### Directive
Each entry has to be copied exactly, with nothing missed.

(Figure data in JSON)

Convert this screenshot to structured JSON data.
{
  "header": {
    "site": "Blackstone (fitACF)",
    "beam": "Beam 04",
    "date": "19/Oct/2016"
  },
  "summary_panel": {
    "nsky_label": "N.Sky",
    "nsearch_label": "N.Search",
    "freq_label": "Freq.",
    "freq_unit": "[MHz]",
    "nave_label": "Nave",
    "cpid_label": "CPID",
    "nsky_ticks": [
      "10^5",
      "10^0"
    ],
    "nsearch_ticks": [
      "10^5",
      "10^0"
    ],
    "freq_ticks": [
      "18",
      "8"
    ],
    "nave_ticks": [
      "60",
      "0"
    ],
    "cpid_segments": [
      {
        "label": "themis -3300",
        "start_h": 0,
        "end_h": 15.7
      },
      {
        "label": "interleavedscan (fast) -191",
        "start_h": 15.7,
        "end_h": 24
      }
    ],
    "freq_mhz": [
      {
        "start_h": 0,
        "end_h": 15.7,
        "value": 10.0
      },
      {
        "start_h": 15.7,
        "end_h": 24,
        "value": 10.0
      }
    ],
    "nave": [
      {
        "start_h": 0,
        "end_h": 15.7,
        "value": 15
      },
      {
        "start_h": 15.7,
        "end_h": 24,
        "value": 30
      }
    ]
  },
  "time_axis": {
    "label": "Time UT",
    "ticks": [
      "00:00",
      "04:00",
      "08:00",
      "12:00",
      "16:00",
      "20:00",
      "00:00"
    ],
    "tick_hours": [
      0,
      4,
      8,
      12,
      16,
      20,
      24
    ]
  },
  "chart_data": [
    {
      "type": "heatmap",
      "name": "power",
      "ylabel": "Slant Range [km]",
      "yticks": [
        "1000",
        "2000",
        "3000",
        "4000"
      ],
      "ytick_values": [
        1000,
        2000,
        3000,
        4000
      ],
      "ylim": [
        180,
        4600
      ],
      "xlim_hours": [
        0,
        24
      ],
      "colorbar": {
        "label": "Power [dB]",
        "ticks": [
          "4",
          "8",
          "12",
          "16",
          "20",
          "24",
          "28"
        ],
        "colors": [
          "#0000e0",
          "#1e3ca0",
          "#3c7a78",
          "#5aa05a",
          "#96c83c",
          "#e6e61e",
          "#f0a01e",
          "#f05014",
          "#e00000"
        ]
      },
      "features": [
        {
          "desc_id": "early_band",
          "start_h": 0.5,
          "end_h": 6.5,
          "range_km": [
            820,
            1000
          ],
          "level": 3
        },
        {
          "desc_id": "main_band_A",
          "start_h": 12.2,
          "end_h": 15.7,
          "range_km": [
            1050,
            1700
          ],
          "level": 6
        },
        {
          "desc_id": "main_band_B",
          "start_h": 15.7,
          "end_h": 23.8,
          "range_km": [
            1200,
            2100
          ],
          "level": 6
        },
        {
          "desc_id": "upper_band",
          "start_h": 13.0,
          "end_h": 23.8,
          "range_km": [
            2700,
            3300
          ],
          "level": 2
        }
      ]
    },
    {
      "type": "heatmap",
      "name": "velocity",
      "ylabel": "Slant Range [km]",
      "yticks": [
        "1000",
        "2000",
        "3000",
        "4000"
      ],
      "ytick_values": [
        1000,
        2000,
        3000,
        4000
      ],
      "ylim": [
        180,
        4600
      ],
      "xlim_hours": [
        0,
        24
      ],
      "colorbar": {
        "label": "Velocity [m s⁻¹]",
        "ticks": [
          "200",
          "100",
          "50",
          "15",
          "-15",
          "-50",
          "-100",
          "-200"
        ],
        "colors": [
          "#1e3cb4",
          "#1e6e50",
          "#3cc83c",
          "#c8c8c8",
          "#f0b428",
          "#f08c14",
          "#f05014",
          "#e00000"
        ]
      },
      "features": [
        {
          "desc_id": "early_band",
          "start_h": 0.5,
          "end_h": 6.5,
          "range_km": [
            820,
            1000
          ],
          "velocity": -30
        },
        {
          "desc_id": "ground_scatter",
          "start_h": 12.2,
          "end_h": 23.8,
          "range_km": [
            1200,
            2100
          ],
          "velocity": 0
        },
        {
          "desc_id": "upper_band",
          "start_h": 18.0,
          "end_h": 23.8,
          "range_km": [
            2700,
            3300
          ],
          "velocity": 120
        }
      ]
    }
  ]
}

### Exercise response
Convert this screenshot to structured JSON data.
{
  "header": {
    "site": "Blackstone (fitACF)",
    "beam": "Beam 04",
    "date": "19/Oct/2016"
  },
  "summary_panel": {
    "nsky_label": "N.Sky",
    "nsearch_label": "N.Search",
    "freq_label": "Freq.",
    "freq_unit": "[MHz]",
    "nave_label": "Nave",
    "cpid_label": "CPID",
    "nsky_ticks": [
      "10^5",
      "10^0"
    ],
    "nsearch_ticks": [
      "10^5",
      "10^0"
    ],
    "freq_ticks": [
      "18",
      "8"
    ],
    "nave_ticks": [
      "60",
      "0"
    ],
    "cpid_segments": [
      {
        "label": "themis -3300",
        "start_h": 0,
        "end_h": 15.7
      },
      {
        "label": "interleavedscan (fast) -191",
        "start_h": 15.7,
        "end_h": 24
      }
    ],
    "freq_mhz": [
      {
        "start_h": 0,
        "end_h": 15.7,
        "value": 10.0
      },
      {
        "start_h": 15.7,
        "end_h": 24,
        "value": 10.0
      }
    ],
    "nave": [
      {
        "start_h": 0,
        "end_h": 15.7,
        "value": 15
      },
      {
        "start_h": 15.7,
        "end_h": 24,
        "value": 30
      }
    ]
  },
  "time_axis": {
    "label": "Time UT",
    "ticks": [
      "00:00",
      "04:00",
      "08:00",
      "12:00",
      "16:00",
      "20:00",
      "00:00"
    ],
    "tick_hours": [
      0,
      4,
      8,
      12,
      16,
      20,
      24
    ]
  },
  "chart_data": [
    {
      "type": "heatmap",
      "name": "power",
      "ylabel": "Slant Range [km]",
      "yticks": [
        "1000",
        "2000",
        "3000",
        "4000"
      ],
      "ytick_values": [
        1000,
        2000,
        3000,
        4000
      ],
      "ylim": [
        180,
        4600
      ],
      "xlim_hours": [
        0,
        24
      ],
      "colorbar": {
        "label": "Power [dB]",
        "ticks": [
          "4",
          "8",
          "12",
          "16",
          "20",
          "24",
          "28"
        ],
        "colors": [
          "#0000e0",
          "#1e3ca0",
          "#3c7a78",
          "#5aa05a",
          "#96c83c",
          "#e6e61e",
          "#f0a01e",
          "#f05014",
          "#e00000"
        ]
      },
      "features": [
        {
          "desc_id": "early_band",
          "start_h": 0.5,
          "end_h": 6.5,
          "range_km": [
            820,
            1000
          ],
          "level": 3
        },
        {
          "desc_id": "main_band_A",
          "start_h": 12.2,
          "end_h": 15.7,
          "range_km": [
            1050,
            1700
          ],
          "level": 6
        },
        {
          "desc_id": "main_band_B",
          "start_h": 15.7,
          "end_h": 23.8,
          "range_km": [
            1200,
            2100
          ],
          "level": 6
        },
        {
          "desc_id": "upper_band",
          "start_h": 13.0,
          "end_h": 23.8,
          "range_km": [
            2700,
            3300
          ],
          "level": 2
        }
      ]
    },
    {
      "type": "heatmap",
      "name": "velocity",
      "ylabel": "Slant Range [km]",
      "yticks": [
        "1000",
        "2000",
        "3000",
        "4000"
      ],
      "ytick_values": [
        1000,
        2000,
        3000,
        4000
      ],
      "ylim": [
        180,
        4600
      ],
      "xlim_hours": [
        0,
        24
      ],
      "colorbar": {
        "label": "Velocity [m s⁻¹]",
        "ticks": [
          "200",
          "100",
          "50",
          "15",
          "-15",
          "-50",
          "-100",
          "-200"
        ],
        "colors": [
          "#1e3cb4",
          "#1e6e50",
          "#3cc83c",
          "#c8c8c8",
          "#f0b428",
          "#f08c14",
          "#f05014",
          "#e00000"
        ]
      },
      "features": [
        {
          "desc_id": "early_band",
          "start_h": 0.5,
          "end_h": 6.5,
          "range_km": [
            820,
            1000
          ],
          "velocity": -30
        },
        {
          "desc_id": "ground_scatter",
          "start_h": 12.2,
          "end_h": 23.8,
          "range_km": [
            1200,
            2100
          ],
          "velocity": 0
        },
        {
          "desc_id": "upper_band",
          "start_h": 18.0,
          "end_h": 23.8,
          "range_km": [
            2700,
            3300
          ],
          "velocity": 120
        }
      ]
    }
  ]
}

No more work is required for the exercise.